◆ Material supplied:
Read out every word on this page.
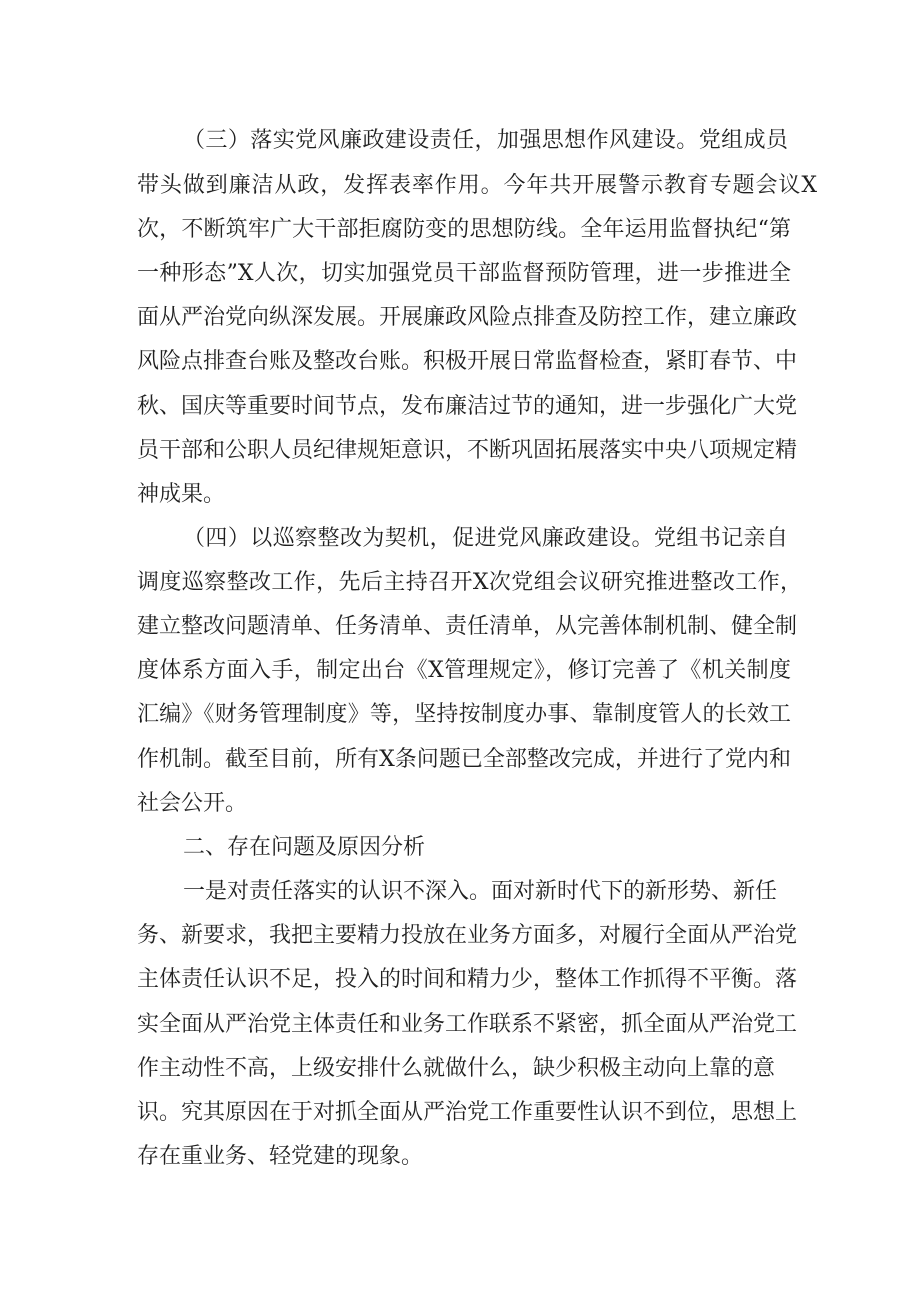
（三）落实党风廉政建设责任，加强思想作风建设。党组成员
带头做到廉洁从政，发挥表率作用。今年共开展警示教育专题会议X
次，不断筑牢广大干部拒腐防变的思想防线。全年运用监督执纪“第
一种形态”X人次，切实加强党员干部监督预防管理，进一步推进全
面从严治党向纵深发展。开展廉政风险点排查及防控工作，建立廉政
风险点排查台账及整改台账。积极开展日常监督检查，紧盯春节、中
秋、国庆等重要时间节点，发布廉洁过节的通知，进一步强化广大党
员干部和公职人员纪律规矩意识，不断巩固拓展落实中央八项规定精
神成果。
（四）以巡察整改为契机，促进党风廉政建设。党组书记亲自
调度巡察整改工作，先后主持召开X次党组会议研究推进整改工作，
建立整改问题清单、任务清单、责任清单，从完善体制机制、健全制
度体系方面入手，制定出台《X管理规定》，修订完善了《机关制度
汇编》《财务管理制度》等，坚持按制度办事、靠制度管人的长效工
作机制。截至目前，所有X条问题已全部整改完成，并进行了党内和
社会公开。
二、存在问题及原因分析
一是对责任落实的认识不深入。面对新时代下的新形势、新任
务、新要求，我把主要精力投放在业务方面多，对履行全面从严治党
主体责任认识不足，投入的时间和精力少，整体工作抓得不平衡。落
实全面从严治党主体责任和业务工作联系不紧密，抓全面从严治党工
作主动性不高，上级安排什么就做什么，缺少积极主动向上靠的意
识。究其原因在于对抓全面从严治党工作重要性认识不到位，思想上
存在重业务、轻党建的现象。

◆ What is expected: Each line above is to be copied verbatim. Drop any image from the copy.

◆ Solution:
Read out every word on this page.
（三）落实党风廉政建设责任，加强思想作风建设。党组成员
带头做到廉洁从政，发挥表率作用。今年共开展警示教育专题会议X
次，不断筑牢广大干部拒腐防变的思想防线。全年运用监督执纪“第
一种形态”X人次，切实加强党员干部监督预防管理，进一步推进全
面从严治党向纵深发展。开展廉政风险点排查及防控工作，建立廉政
风险点排查台账及整改台账。积极开展日常监督检查，紧盯春节、中
秋、国庆等重要时间节点，发布廉洁过节的通知，进一步强化广大党
员干部和公职人员纪律规矩意识，不断巩固拓展落实中央八项规定精
神成果。
（四）以巡察整改为契机，促进党风廉政建设。党组书记亲自
调度巡察整改工作，先后主持召开X次党组会议研究推进整改工作，
建立整改问题清单、任务清单、责任清单，从完善体制机制、健全制
度体系方面入手，制定出台《X管理规定》，修订完善了《机关制度
汇编》《财务管理制度》等，坚持按制度办事、靠制度管人的长效工
作机制。截至目前，所有X条问题已全部整改完成，并进行了党内和
社会公开。
二、存在问题及原因分析
一是对责任落实的认识不深入。面对新时代下的新形势、新任
务、新要求，我把主要精力投放在业务方面多，对履行全面从严治党
主体责任认识不足，投入的时间和精力少，整体工作抓得不平衡。落
实全面从严治党主体责任和业务工作联系不紧密，抓全面从严治党工
作主动性不高，上级安排什么就做什么，缺少积极主动向上靠的意
识。究其原因在于对抓全面从严治党工作重要性认识不到位，思想上
存在重业务、轻党建的现象。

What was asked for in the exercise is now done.